_Set exercise_
Return verbatim the lines of the records below, starting with the first line and continuing up to and including the line that contains "calendar-cell: 30 Sunrise: 6:28".

--- START ---

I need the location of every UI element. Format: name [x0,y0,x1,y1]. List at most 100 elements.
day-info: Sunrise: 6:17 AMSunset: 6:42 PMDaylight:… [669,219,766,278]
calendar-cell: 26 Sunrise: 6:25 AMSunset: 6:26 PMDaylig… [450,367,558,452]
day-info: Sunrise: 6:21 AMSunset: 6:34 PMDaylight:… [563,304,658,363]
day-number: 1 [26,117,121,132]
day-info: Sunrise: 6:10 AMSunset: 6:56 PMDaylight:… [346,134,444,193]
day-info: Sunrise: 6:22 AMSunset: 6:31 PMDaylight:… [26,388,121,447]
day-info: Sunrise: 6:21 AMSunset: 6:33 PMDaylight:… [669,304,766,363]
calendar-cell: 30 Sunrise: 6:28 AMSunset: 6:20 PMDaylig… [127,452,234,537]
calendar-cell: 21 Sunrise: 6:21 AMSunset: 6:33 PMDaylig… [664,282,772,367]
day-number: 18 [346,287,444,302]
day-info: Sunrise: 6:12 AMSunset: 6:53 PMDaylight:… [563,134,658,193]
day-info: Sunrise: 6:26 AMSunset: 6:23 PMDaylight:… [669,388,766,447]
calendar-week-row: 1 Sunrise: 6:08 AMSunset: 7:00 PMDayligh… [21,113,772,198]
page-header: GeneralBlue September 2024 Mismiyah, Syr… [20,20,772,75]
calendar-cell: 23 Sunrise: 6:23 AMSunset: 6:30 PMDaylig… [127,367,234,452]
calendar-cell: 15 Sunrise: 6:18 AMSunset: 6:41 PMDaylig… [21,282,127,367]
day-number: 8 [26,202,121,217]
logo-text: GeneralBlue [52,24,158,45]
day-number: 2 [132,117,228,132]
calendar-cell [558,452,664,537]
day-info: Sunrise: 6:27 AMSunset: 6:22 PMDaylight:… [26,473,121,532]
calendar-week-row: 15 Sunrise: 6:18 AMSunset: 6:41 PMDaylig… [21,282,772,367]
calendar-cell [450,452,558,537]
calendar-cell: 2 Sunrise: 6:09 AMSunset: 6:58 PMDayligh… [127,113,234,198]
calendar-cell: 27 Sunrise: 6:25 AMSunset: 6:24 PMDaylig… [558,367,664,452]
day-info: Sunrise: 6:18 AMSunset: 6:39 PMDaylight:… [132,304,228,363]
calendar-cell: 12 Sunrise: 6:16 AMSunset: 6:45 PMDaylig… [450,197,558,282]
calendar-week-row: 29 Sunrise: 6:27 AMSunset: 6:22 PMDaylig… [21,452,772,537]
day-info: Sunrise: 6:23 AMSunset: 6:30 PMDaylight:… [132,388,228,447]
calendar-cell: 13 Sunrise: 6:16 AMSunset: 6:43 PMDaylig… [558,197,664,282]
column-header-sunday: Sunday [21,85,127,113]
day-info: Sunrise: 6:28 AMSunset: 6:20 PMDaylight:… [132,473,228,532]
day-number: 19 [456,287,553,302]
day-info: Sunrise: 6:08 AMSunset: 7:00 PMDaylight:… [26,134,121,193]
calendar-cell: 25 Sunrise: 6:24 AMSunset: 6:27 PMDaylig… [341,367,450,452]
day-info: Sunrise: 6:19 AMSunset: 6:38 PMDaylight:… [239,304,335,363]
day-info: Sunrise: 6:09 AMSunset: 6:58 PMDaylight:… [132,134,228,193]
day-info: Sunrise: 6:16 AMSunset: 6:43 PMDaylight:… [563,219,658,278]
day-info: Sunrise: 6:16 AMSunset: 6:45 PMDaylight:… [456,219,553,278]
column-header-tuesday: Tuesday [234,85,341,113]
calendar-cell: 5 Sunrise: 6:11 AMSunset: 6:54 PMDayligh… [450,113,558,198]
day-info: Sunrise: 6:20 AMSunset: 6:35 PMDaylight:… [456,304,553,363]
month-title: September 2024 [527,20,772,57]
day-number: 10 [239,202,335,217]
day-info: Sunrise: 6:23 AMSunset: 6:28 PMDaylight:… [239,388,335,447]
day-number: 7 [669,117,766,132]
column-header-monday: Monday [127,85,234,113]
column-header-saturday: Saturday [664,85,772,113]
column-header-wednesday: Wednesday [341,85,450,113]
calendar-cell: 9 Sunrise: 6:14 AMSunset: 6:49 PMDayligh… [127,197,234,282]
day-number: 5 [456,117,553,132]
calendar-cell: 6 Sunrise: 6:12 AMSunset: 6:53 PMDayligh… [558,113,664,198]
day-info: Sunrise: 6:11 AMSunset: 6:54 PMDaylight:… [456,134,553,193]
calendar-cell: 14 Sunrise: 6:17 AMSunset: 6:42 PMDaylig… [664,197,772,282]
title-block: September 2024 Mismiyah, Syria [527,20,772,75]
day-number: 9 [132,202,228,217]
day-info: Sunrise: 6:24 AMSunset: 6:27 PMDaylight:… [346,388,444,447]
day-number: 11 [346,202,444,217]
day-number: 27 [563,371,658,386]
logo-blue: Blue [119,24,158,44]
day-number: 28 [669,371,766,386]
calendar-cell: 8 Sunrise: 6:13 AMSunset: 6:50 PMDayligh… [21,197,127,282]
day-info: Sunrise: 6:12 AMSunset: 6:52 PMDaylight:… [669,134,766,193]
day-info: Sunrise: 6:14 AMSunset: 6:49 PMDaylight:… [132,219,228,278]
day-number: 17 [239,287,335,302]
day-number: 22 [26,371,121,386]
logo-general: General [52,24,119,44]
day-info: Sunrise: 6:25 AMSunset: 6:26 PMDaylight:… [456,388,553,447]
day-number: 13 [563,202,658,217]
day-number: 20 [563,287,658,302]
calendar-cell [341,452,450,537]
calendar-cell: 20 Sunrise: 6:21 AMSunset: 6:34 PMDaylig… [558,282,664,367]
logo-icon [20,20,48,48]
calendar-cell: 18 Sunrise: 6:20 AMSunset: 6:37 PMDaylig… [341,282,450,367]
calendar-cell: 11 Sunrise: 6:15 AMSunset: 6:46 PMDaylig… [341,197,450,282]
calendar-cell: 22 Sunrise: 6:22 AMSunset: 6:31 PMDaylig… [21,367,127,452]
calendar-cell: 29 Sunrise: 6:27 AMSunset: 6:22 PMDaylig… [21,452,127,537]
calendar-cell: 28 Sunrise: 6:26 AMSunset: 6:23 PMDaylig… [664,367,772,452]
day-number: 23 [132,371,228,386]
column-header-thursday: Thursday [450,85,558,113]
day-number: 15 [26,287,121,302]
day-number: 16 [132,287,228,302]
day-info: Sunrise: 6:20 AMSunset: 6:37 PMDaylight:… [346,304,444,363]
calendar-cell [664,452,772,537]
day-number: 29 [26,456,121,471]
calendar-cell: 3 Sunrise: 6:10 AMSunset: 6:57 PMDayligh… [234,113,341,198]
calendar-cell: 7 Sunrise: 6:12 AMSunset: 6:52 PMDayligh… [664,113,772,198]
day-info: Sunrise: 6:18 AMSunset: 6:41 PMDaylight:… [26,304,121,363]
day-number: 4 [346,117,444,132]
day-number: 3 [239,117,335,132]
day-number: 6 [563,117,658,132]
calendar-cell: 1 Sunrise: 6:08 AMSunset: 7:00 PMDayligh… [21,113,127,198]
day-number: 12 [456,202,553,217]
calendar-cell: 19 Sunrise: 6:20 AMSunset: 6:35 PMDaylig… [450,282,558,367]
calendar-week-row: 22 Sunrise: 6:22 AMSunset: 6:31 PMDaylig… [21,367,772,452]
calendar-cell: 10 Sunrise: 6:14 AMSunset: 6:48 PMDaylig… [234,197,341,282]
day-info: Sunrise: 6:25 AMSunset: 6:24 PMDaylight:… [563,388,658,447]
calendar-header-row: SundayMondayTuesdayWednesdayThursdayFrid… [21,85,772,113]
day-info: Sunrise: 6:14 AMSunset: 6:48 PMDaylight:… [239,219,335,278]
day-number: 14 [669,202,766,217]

--- END ---

_Full response_
I need the location of every UI element. Format: name [x0,y0,x1,y1]. List at most 100 elements.
day-info: Sunrise: 6:17 AMSunset: 6:42 PMDaylight:… [669,219,766,278]
calendar-cell: 26 Sunrise: 6:25 AMSunset: 6:26 PMDaylig… [450,367,558,452]
day-info: Sunrise: 6:21 AMSunset: 6:34 PMDaylight:… [563,304,658,363]
day-number: 1 [26,117,121,132]
day-info: Sunrise: 6:10 AMSunset: 6:56 PMDaylight:… [346,134,444,193]
day-info: Sunrise: 6:22 AMSunset: 6:31 PMDaylight:… [26,388,121,447]
day-info: Sunrise: 6:21 AMSunset: 6:33 PMDaylight:… [669,304,766,363]
calendar-cell: 30 Sunrise: 6:28 AMSunset: 6:20 PMDaylig… [127,452,234,537]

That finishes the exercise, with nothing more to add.